Search the material below for the word "name". Copy every line that has it.

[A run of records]
★ ★ ★
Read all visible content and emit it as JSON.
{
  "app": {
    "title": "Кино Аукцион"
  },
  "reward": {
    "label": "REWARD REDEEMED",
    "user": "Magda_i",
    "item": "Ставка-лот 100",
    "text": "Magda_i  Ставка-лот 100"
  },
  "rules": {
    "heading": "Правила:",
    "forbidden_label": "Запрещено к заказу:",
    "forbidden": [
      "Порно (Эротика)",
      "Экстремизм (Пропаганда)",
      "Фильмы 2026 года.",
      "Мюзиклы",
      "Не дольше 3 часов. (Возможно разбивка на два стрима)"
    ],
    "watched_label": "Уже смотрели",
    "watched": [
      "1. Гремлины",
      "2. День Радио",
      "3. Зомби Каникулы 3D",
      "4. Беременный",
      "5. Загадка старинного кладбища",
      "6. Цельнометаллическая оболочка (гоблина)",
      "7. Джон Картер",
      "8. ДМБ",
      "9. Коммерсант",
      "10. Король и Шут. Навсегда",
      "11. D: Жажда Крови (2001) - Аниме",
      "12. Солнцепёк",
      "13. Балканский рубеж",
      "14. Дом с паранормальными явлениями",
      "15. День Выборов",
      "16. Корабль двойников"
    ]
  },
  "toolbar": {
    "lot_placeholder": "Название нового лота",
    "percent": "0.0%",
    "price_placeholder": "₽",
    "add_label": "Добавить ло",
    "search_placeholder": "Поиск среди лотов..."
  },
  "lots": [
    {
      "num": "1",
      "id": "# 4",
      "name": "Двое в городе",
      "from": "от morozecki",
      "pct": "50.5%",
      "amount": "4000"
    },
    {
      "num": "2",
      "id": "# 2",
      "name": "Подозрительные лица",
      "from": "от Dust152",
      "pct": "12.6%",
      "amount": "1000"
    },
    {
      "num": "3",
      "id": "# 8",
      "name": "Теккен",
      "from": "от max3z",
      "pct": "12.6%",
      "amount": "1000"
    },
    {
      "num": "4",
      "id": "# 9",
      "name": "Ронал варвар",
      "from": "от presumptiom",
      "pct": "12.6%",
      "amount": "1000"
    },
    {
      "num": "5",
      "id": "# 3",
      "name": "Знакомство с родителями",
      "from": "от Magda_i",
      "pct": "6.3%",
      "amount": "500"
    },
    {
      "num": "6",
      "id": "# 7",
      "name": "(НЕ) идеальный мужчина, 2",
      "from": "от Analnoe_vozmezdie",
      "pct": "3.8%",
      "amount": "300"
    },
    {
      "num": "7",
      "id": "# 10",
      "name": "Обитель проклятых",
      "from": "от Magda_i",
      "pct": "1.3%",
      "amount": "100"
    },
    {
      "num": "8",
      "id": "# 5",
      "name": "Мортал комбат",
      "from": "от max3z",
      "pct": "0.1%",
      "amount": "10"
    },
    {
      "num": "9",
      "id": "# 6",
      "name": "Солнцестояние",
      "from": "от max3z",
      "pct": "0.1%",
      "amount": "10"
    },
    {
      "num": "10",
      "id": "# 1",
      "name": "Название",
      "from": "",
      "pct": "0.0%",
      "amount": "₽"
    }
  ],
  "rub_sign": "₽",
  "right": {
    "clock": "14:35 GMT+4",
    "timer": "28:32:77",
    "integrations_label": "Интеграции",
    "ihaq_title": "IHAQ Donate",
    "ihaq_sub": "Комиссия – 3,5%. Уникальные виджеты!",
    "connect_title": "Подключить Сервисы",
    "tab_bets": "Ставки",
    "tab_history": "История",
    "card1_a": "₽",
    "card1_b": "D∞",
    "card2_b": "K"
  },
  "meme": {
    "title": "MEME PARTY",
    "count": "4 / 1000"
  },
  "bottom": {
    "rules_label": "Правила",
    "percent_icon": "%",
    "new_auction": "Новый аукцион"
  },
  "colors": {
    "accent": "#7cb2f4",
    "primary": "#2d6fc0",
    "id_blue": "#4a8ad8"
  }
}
★ ★ ★
◆ Finished task:
      "name": "Двое в городе",
      "name": "Подозрительные лица",
      "name": "Теккен",
      "name": "Ронал варвар",
      "name": "Знакомство с родителями",
      "name": "(НЕ) идеальный мужчина, 2",
      "name": "Обитель проклятых",
      "name": "Мортал комбат",
      "name": "Солнцестояние",
      "name": "Название",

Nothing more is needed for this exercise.